● Task:
Wherever the string "GSPC" appears in a line, extract that line.

● Dataset excerpt:

◆ ◆ ◆

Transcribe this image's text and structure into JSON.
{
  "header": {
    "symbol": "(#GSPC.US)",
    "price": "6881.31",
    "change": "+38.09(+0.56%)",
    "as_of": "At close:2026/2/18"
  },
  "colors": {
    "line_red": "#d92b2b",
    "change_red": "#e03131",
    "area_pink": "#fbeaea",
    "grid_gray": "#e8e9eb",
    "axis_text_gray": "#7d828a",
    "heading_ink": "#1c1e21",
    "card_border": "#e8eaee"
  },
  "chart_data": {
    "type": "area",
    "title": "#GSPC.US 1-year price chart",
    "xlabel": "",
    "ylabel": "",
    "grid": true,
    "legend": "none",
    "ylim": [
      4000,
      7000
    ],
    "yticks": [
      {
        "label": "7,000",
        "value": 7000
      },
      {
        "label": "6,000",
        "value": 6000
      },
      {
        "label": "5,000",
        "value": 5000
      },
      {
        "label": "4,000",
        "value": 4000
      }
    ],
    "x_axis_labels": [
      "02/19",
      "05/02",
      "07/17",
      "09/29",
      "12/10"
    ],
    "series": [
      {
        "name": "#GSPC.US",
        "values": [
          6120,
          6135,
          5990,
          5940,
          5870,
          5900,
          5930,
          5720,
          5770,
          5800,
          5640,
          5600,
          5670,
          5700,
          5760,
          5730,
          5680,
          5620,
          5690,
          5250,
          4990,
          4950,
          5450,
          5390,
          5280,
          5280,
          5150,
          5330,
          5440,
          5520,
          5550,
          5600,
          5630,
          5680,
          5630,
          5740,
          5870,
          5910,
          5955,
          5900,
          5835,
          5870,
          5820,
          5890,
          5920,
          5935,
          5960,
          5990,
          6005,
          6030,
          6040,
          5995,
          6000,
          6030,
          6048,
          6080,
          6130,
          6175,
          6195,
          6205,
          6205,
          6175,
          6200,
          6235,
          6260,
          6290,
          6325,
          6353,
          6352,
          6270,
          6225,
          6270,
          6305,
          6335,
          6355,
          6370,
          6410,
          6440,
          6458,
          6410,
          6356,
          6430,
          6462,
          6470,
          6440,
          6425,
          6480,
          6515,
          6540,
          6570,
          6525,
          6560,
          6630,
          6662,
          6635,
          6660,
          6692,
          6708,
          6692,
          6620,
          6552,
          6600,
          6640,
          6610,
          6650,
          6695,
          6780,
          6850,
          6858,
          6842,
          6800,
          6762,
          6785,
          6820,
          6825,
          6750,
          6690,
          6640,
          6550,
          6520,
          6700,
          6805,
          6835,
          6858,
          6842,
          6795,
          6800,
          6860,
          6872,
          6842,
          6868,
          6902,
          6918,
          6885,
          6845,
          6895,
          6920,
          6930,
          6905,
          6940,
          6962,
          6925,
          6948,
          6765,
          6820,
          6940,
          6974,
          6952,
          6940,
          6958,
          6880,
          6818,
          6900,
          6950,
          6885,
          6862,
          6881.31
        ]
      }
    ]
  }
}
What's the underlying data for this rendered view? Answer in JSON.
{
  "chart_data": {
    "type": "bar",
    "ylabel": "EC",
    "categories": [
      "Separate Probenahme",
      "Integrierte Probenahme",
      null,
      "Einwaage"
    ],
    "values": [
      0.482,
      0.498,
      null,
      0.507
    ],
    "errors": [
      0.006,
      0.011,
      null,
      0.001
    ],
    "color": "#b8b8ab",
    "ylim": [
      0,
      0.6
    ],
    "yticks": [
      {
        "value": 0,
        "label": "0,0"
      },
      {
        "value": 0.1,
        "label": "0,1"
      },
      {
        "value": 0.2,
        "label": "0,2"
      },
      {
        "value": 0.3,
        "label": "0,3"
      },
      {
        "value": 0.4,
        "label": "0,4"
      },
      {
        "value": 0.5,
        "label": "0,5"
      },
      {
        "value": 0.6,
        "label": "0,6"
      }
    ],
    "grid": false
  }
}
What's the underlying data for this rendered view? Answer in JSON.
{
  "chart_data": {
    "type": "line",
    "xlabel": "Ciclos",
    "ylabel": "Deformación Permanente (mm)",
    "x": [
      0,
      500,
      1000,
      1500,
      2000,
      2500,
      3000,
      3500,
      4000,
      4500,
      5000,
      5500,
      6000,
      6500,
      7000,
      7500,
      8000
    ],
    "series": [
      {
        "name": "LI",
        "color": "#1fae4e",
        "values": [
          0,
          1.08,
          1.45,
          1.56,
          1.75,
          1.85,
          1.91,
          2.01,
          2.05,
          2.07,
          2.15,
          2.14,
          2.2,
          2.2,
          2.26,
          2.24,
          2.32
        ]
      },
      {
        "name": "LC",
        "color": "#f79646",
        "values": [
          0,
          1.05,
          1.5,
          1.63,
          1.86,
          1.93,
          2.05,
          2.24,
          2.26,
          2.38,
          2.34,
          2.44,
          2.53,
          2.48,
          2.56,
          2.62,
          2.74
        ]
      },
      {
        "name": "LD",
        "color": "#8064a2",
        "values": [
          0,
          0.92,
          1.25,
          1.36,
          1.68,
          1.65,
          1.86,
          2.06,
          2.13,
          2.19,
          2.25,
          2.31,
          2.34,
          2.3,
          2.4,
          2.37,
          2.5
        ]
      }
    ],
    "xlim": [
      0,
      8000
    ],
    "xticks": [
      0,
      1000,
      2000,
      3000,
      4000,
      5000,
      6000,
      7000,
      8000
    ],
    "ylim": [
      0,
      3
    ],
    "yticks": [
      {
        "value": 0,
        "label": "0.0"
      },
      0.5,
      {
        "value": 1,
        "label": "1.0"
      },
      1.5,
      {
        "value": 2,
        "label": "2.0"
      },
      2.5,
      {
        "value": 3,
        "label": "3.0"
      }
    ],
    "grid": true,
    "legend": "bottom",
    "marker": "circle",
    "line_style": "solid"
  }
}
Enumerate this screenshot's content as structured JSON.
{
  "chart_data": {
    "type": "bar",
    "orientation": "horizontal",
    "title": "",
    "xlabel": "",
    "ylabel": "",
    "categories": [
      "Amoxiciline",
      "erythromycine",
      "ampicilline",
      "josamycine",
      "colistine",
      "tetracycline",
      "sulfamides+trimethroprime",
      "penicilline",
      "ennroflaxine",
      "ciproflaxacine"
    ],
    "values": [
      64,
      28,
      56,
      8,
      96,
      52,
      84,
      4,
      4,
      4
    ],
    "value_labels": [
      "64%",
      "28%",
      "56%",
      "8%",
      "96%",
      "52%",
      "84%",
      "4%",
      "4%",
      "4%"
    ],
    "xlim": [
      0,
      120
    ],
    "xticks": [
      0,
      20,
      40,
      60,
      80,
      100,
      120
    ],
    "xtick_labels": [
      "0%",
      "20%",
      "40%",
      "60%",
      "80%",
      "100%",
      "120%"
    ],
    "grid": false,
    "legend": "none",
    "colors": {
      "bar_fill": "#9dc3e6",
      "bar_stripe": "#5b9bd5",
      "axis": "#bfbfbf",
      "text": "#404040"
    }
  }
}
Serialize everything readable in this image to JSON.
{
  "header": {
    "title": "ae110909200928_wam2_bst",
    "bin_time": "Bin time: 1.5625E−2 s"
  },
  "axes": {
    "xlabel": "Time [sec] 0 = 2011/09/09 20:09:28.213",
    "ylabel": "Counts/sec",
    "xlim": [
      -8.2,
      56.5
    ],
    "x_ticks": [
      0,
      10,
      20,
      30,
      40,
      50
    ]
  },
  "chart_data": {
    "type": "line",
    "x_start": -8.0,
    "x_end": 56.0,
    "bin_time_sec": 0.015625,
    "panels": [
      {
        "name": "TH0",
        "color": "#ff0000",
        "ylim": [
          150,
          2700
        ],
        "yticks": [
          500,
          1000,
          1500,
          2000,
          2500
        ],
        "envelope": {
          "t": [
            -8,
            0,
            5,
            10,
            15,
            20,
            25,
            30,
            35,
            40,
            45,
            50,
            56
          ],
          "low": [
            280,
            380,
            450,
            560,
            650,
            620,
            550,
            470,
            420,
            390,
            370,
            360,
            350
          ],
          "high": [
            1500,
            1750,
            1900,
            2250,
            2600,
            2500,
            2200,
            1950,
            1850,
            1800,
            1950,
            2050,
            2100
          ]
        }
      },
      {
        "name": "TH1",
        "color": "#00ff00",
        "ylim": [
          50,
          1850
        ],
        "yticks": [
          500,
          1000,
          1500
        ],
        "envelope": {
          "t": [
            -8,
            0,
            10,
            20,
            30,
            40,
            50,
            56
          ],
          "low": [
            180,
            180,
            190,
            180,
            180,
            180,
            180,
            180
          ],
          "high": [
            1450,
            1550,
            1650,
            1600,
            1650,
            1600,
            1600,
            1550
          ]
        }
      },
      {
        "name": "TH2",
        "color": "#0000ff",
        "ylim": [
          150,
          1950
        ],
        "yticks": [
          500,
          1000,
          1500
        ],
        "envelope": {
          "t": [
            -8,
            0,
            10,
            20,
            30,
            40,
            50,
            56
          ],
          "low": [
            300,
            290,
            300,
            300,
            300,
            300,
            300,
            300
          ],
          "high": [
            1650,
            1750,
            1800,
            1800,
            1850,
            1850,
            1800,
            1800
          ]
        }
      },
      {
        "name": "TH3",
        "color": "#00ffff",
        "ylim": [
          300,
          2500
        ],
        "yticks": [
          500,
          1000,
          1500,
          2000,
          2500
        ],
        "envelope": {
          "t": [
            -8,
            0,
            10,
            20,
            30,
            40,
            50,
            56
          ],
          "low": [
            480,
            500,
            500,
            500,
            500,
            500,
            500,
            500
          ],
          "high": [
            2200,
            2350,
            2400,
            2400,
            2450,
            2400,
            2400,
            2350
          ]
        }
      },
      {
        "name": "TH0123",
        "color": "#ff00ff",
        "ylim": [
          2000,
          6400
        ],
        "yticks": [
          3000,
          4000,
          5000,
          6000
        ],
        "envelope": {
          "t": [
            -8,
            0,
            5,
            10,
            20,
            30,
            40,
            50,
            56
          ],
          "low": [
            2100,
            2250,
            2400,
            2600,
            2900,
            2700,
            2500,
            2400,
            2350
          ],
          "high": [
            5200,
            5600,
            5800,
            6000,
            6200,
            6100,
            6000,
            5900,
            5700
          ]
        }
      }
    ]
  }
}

◆ ◆ ◆

● Task output:
    "symbol": "(#GSPC.US)",
    "title": "#GSPC.US 1-year price chart",
        "name": "#GSPC.US",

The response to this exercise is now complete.